● Document section
● ● ● ●

- Ezaki Kofun (Rear circular section and opening on the right, front rectangular section in the back left)
- Interactive map of Ezaki Kofun
- 34°40′6.72″N 133°46′36.90″E﻿ / ﻿34.6685333°N 133.7769167°E
- Type: Kofun
- Periods: Kofun period
- Location: Kamibayashi-Ezaki-cho, Sōja, Okayama, Japan
- Region: Chugoku region

History
- Built: late 6th-erly 7th century

Site notes
- Public access: yes

= Ezaki Kofun =

Kofun period burial mound in Sōja, Okayama, Japan

The Ezaki Kofun (江崎古墳), is a Kofun period burial mound, located in the Kamibayashi-Ezaki neighborhood of the city of Sōja, Okayama Prefecture in the Chugoku region of western Japan. The tumulus was designated a Okayama Prefecture Historic Site in 1986.

● ● ● ●

● Given information
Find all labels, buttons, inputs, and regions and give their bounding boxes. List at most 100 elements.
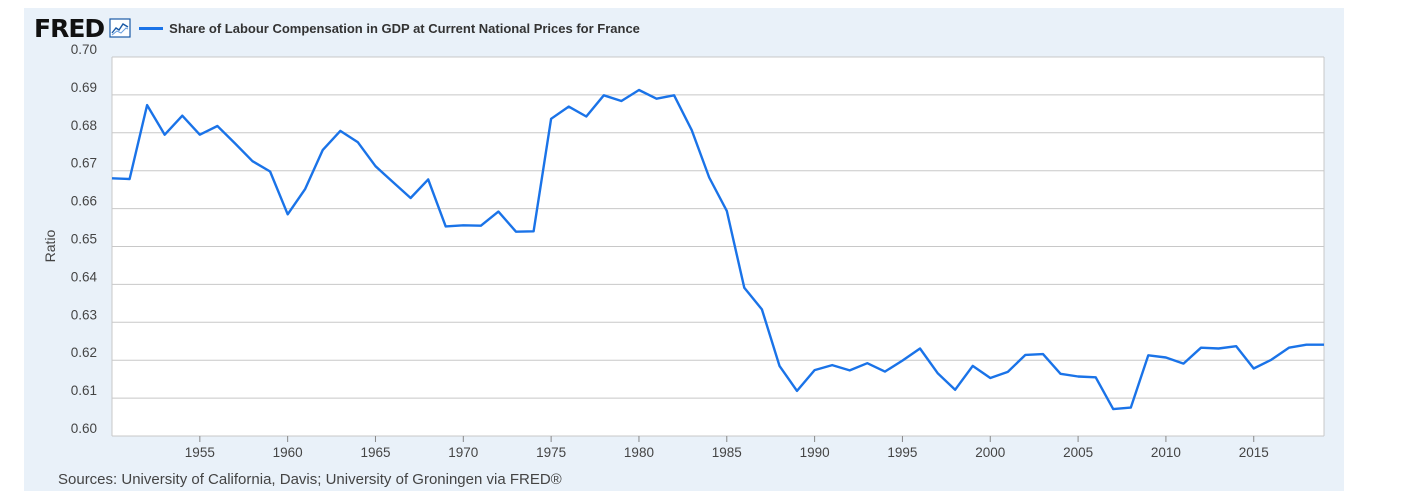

● ● ● ●

● Requirement
Write out, word for word, the part of the text on the Ezaki Kofun between "The Ezaki Kofun" and "Site in 1986.", inclusive. The material shown here has no connection to the text on the Ezaki Kofun.

● Solution for this exercise
The Ezaki Kofun (江崎古墳), is a Kofun period burial mound, located in the Kamibayashi-Ezaki neighborhood of the city of Sōja, Okayama Prefecture in the Chugoku region of western Japan. The tumulus was designated a Okayama Prefecture Historic Site in 1986.